> [Job]:
Return all of the data exactly as given.
-- Start Excerpted records --
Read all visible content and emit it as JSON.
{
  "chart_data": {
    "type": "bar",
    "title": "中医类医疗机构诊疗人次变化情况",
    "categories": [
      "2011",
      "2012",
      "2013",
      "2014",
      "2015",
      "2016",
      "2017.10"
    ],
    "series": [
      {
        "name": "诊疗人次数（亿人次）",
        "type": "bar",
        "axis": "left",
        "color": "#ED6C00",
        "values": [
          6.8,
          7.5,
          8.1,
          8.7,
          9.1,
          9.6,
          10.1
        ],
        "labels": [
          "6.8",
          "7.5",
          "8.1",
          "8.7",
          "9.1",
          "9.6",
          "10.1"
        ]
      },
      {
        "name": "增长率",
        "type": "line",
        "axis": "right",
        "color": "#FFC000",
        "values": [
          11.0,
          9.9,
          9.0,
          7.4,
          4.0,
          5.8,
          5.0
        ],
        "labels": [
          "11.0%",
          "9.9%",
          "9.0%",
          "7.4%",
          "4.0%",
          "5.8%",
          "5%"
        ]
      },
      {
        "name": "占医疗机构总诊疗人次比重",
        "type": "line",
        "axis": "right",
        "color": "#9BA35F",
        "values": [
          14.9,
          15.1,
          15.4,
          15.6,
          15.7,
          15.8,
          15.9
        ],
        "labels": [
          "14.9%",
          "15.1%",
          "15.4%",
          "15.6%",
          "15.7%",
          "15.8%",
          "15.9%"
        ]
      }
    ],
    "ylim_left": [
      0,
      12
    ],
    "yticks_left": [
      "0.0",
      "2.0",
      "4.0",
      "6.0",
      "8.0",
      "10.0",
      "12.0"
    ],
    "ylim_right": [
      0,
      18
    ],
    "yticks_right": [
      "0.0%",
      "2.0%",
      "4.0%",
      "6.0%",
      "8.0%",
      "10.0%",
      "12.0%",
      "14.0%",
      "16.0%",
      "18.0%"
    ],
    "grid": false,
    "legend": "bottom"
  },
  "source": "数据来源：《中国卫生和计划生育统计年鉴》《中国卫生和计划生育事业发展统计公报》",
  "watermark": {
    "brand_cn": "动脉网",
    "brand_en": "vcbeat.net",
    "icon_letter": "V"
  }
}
-- End Excerpted records --
> [Task answer]:
Read all visible content and emit it as JSON.
{
  "chart_data": {
    "type": "bar",
    "title": "中医类医疗机构诊疗人次变化情况",
    "categories": [
      "2011",
      "2012",
      "2013",
      "2014",
      "2015",
      "2016",
      "2017.10"
    ],
    "series": [
      {
        "name": "诊疗人次数（亿人次）",
        "type": "bar",
        "axis": "left",
        "color": "#ED6C00",
        "values": [
          6.8,
          7.5,
          8.1,
          8.7,
          9.1,
          9.6,
          10.1
        ],
        "labels": [
          "6.8",
          "7.5",
          "8.1",
          "8.7",
          "9.1",
          "9.6",
          "10.1"
        ]
      },
      {
        "name": "增长率",
        "type": "line",
        "axis": "right",
        "color": "#FFC000",
        "values": [
          11.0,
          9.9,
          9.0,
          7.4,
          4.0,
          5.8,
          5.0
        ],
        "labels": [
          "11.0%",
          "9.9%",
          "9.0%",
          "7.4%",
          "4.0%",
          "5.8%",
          "5%"
        ]
      },
      {
        "name": "占医疗机构总诊疗人次比重",
        "type": "line",
        "axis": "right",
        "color": "#9BA35F",
        "values": [
          14.9,
          15.1,
          15.4,
          15.6,
          15.7,
          15.8,
          15.9
        ],
        "labels": [
          "14.9%",
          "15.1%",
          "15.4%",
          "15.6%",
          "15.7%",
          "15.8%",
          "15.9%"
        ]
      }
    ],
    "ylim_left": [
      0,
      12
    ],
    "yticks_left": [
      "0.0",
      "2.0",
      "4.0",
      "6.0",
      "8.0",
      "10.0",
      "12.0"
    ],
    "ylim_right": [
      0,
      18
    ],
    "yticks_right": [
      "0.0%",
      "2.0%",
      "4.0%",
      "6.0%",
      "8.0%",
      "10.0%",
      "12.0%",
      "14.0%",
      "16.0%",
      "18.0%"
    ],
    "grid": false,
    "legend": "bottom"
  },
  "source": "数据来源：《中国卫生和计划生育统计年鉴》《中国卫生和计划生育事业发展统计公报》",
  "watermark": {
    "brand_cn": "动脉网",
    "brand_en": "vcbeat.net",
    "icon_letter": "V"
  }
}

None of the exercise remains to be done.